-- SHORT EXERCISE --
Retype the full set of records. Keep every character identical.

-- RECORD EXTRACTS --
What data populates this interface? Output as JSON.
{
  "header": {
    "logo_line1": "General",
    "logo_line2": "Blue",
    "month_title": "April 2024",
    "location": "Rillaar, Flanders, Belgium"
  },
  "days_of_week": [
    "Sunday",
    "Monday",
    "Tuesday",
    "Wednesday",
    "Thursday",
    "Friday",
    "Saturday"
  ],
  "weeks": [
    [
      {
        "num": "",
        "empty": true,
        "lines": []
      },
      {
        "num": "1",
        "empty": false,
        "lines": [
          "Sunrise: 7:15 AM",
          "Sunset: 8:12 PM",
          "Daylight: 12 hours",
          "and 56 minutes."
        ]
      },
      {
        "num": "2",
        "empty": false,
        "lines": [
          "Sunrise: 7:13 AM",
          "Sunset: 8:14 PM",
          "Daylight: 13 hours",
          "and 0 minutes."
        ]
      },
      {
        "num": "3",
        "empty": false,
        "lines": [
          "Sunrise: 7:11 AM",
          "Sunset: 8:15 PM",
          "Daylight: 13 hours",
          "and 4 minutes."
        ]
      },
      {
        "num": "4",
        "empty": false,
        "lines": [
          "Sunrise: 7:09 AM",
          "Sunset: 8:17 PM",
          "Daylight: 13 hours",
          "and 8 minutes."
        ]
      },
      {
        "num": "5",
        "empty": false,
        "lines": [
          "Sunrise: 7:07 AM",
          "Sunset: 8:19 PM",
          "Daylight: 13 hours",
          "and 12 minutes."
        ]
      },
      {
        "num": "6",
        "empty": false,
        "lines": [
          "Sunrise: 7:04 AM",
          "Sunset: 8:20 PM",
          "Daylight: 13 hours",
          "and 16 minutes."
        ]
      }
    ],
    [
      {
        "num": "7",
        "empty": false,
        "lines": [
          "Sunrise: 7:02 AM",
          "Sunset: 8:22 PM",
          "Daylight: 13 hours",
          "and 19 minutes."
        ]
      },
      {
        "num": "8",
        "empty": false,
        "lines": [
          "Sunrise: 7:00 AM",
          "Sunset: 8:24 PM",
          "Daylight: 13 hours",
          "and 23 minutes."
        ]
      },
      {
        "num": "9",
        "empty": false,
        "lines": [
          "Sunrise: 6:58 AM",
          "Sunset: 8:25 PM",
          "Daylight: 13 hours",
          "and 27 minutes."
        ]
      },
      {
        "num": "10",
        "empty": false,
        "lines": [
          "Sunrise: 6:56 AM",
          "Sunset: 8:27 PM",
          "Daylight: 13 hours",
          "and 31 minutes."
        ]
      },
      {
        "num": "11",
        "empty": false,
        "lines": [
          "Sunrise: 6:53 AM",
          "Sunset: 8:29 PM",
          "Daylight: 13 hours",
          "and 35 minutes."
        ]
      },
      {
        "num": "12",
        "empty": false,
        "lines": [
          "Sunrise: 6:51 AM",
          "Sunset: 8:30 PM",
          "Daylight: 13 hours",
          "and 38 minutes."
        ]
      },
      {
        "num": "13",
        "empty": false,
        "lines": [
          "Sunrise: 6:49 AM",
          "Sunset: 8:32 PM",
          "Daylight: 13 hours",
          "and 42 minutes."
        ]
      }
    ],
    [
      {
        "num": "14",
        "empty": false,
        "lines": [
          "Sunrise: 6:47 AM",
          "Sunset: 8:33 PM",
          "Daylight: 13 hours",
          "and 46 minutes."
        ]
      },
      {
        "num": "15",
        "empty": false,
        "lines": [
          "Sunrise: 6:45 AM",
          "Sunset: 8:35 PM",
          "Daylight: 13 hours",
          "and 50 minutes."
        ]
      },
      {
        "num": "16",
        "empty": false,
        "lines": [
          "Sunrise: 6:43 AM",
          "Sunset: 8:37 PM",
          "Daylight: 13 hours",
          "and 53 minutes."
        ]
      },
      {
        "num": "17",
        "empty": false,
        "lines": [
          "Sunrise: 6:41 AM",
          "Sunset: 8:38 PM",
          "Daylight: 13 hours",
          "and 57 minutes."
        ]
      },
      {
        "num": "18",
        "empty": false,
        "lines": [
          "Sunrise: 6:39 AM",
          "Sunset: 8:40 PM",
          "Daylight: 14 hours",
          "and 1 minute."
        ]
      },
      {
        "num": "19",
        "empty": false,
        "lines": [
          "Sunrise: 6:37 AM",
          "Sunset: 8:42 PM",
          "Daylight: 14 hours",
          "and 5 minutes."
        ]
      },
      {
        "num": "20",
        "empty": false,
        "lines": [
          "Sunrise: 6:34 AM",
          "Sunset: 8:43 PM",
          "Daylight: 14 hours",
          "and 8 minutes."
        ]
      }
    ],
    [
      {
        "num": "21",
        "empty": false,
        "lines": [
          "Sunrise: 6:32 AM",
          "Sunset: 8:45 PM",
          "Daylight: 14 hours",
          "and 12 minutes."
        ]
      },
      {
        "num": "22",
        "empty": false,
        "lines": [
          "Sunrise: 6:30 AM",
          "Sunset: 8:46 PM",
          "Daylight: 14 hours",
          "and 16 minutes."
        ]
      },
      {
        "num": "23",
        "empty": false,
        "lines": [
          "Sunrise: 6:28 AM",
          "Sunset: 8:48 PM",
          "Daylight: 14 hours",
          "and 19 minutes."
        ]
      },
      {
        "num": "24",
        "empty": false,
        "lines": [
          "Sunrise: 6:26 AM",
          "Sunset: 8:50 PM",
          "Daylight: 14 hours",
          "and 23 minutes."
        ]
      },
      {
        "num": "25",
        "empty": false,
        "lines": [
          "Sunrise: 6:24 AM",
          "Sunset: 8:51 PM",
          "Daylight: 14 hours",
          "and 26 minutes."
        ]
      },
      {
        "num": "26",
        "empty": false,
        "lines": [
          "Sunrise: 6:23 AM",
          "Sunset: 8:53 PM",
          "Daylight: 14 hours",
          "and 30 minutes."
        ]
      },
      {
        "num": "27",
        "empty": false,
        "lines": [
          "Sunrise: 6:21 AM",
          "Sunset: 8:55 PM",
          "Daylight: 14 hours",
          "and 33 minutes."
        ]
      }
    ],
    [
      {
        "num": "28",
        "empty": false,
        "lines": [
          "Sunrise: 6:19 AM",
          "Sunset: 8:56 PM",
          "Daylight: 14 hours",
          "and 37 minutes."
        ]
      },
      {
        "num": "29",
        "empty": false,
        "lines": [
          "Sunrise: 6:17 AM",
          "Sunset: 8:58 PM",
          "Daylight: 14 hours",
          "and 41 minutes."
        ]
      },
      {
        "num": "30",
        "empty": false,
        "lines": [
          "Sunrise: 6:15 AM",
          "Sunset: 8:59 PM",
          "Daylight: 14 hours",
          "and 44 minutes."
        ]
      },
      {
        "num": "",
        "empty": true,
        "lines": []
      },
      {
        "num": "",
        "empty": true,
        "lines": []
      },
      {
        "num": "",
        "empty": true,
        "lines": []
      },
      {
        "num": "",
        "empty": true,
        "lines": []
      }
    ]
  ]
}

-- EXERCISE OUTPUT --
What data populates this interface? Output as JSON.
{
  "header": {
    "logo_line1": "General",
    "logo_line2": "Blue",
    "month_title": "April 2024",
    "location": "Rillaar, Flanders, Belgium"
  },
  "days_of_week": [
    "Sunday",
    "Monday",
    "Tuesday",
    "Wednesday",
    "Thursday",
    "Friday",
    "Saturday"
  ],
  "weeks": [
    [
      {
        "num": "",
        "empty": true,
        "lines": []
      },
      {
        "num": "1",
        "empty": false,
        "lines": [
          "Sunrise: 7:15 AM",
          "Sunset: 8:12 PM",
          "Daylight: 12 hours",
          "and 56 minutes."
        ]
      },
      {
        "num": "2",
        "empty": false,
        "lines": [
          "Sunrise: 7:13 AM",
          "Sunset: 8:14 PM",
          "Daylight: 13 hours",
          "and 0 minutes."
        ]
      },
      {
        "num": "3",
        "empty": false,
        "lines": [
          "Sunrise: 7:11 AM",
          "Sunset: 8:15 PM",
          "Daylight: 13 hours",
          "and 4 minutes."
        ]
      },
      {
        "num": "4",
        "empty": false,
        "lines": [
          "Sunrise: 7:09 AM",
          "Sunset: 8:17 PM",
          "Daylight: 13 hours",
          "and 8 minutes."
        ]
      },
      {
        "num": "5",
        "empty": false,
        "lines": [
          "Sunrise: 7:07 AM",
          "Sunset: 8:19 PM",
          "Daylight: 13 hours",
          "and 12 minutes."
        ]
      },
      {
        "num": "6",
        "empty": false,
        "lines": [
          "Sunrise: 7:04 AM",
          "Sunset: 8:20 PM",
          "Daylight: 13 hours",
          "and 16 minutes."
        ]
      }
    ],
    [
      {
        "num": "7",
        "empty": false,
        "lines": [
          "Sunrise: 7:02 AM",
          "Sunset: 8:22 PM",
          "Daylight: 13 hours",
          "and 19 minutes."
        ]
      },
      {
        "num": "8",
        "empty": false,
        "lines": [
          "Sunrise: 7:00 AM",
          "Sunset: 8:24 PM",
          "Daylight: 13 hours",
          "and 23 minutes."
        ]
      },
      {
        "num": "9",
        "empty": false,
        "lines": [
          "Sunrise: 6:58 AM",
          "Sunset: 8:25 PM",
          "Daylight: 13 hours",
          "and 27 minutes."
        ]
      },
      {
        "num": "10",
        "empty": false,
        "lines": [
          "Sunrise: 6:56 AM",
          "Sunset: 8:27 PM",
          "Daylight: 13 hours",
          "and 31 minutes."
        ]
      },
      {
        "num": "11",
        "empty": false,
        "lines": [
          "Sunrise: 6:53 AM",
          "Sunset: 8:29 PM",
          "Daylight: 13 hours",
          "and 35 minutes."
        ]
      },
      {
        "num": "12",
        "empty": false,
        "lines": [
          "Sunrise: 6:51 AM",
          "Sunset: 8:30 PM",
          "Daylight: 13 hours",
          "and 38 minutes."
        ]
      },
      {
        "num": "13",
        "empty": false,
        "lines": [
          "Sunrise: 6:49 AM",
          "Sunset: 8:32 PM",
          "Daylight: 13 hours",
          "and 42 minutes."
        ]
      }
    ],
    [
      {
        "num": "14",
        "empty": false,
        "lines": [
          "Sunrise: 6:47 AM",
          "Sunset: 8:33 PM",
          "Daylight: 13 hours",
          "and 46 minutes."
        ]
      },
      {
        "num": "15",
        "empty": false,
        "lines": [
          "Sunrise: 6:45 AM",
          "Sunset: 8:35 PM",
          "Daylight: 13 hours",
          "and 50 minutes."
        ]
      },
      {
        "num": "16",
        "empty": false,
        "lines": [
          "Sunrise: 6:43 AM",
          "Sunset: 8:37 PM",
          "Daylight: 13 hours",
          "and 53 minutes."
        ]
      },
      {
        "num": "17",
        "empty": false,
        "lines": [
          "Sunrise: 6:41 AM",
          "Sunset: 8:38 PM",
          "Daylight: 13 hours",
          "and 57 minutes."
        ]
      },
      {
        "num": "18",
        "empty": false,
        "lines": [
          "Sunrise: 6:39 AM",
          "Sunset: 8:40 PM",
          "Daylight: 14 hours",
          "and 1 minute."
        ]
      },
      {
        "num": "19",
        "empty": false,
        "lines": [
          "Sunrise: 6:37 AM",
          "Sunset: 8:42 PM",
          "Daylight: 14 hours",
          "and 5 minutes."
        ]
      },
      {
        "num": "20",
        "empty": false,
        "lines": [
          "Sunrise: 6:34 AM",
          "Sunset: 8:43 PM",
          "Daylight: 14 hours",
          "and 8 minutes."
        ]
      }
    ],
    [
      {
        "num": "21",
        "empty": false,
        "lines": [
          "Sunrise: 6:32 AM",
          "Sunset: 8:45 PM",
          "Daylight: 14 hours",
          "and 12 minutes."
        ]
      },
      {
        "num": "22",
        "empty": false,
        "lines": [
          "Sunrise: 6:30 AM",
          "Sunset: 8:46 PM",
          "Daylight: 14 hours",
          "and 16 minutes."
        ]
      },
      {
        "num": "23",
        "empty": false,
        "lines": [
          "Sunrise: 6:28 AM",
          "Sunset: 8:48 PM",
          "Daylight: 14 hours",
          "and 19 minutes."
        ]
      },
      {
        "num": "24",
        "empty": false,
        "lines": [
          "Sunrise: 6:26 AM",
          "Sunset: 8:50 PM",
          "Daylight: 14 hours",
          "and 23 minutes."
        ]
      },
      {
        "num": "25",
        "empty": false,
        "lines": [
          "Sunrise: 6:24 AM",
          "Sunset: 8:51 PM",
          "Daylight: 14 hours",
          "and 26 minutes."
        ]
      },
      {
        "num": "26",
        "empty": false,
        "lines": [
          "Sunrise: 6:23 AM",
          "Sunset: 8:53 PM",
          "Daylight: 14 hours",
          "and 30 minutes."
        ]
      },
      {
        "num": "27",
        "empty": false,
        "lines": [
          "Sunrise: 6:21 AM",
          "Sunset: 8:55 PM",
          "Daylight: 14 hours",
          "and 33 minutes."
        ]
      }
    ],
    [
      {
        "num": "28",
        "empty": false,
        "lines": [
          "Sunrise: 6:19 AM",
          "Sunset: 8:56 PM",
          "Daylight: 14 hours",
          "and 37 minutes."
        ]
      },
      {
        "num": "29",
        "empty": false,
        "lines": [
          "Sunrise: 6:17 AM",
          "Sunset: 8:58 PM",
          "Daylight: 14 hours",
          "and 41 minutes."
        ]
      },
      {
        "num": "30",
        "empty": false,
        "lines": [
          "Sunrise: 6:15 AM",
          "Sunset: 8:59 PM",
          "Daylight: 14 hours",
          "and 44 minutes."
        ]
      },
      {
        "num": "",
        "empty": true,
        "lines": []
      },
      {
        "num": "",
        "empty": true,
        "lines": []
      },
      {
        "num": "",
        "empty": true,
        "lines": []
      },
      {
        "num": "",
        "empty": true,
        "lines": []
      }
    ]
  ]
}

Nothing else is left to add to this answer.